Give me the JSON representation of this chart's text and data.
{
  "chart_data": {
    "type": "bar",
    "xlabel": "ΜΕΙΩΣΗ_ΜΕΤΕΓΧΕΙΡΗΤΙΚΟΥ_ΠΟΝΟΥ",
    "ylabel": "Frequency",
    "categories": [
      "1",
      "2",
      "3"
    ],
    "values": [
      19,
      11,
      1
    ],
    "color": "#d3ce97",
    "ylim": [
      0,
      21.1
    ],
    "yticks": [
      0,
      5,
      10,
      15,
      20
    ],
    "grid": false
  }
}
**********
• _WHAT YOU NEED TO DO_:
Your task is to quote the listing above word for word.

• _TASK RESULT_:
Give me the JSON representation of this chart's text and data.
{
  "chart_data": {
    "type": "bar",
    "xlabel": "ΜΕΙΩΣΗ_ΜΕΤΕΓΧΕΙΡΗΤΙΚΟΥ_ΠΟΝΟΥ",
    "ylabel": "Frequency",
    "categories": [
      "1",
      "2",
      "3"
    ],
    "values": [
      19,
      11,
      1
    ],
    "color": "#d3ce97",
    "ylim": [
      0,
      21.1
    ],
    "yticks": [
      0,
      5,
      10,
      15,
      20
    ],
    "grid": false
  }
}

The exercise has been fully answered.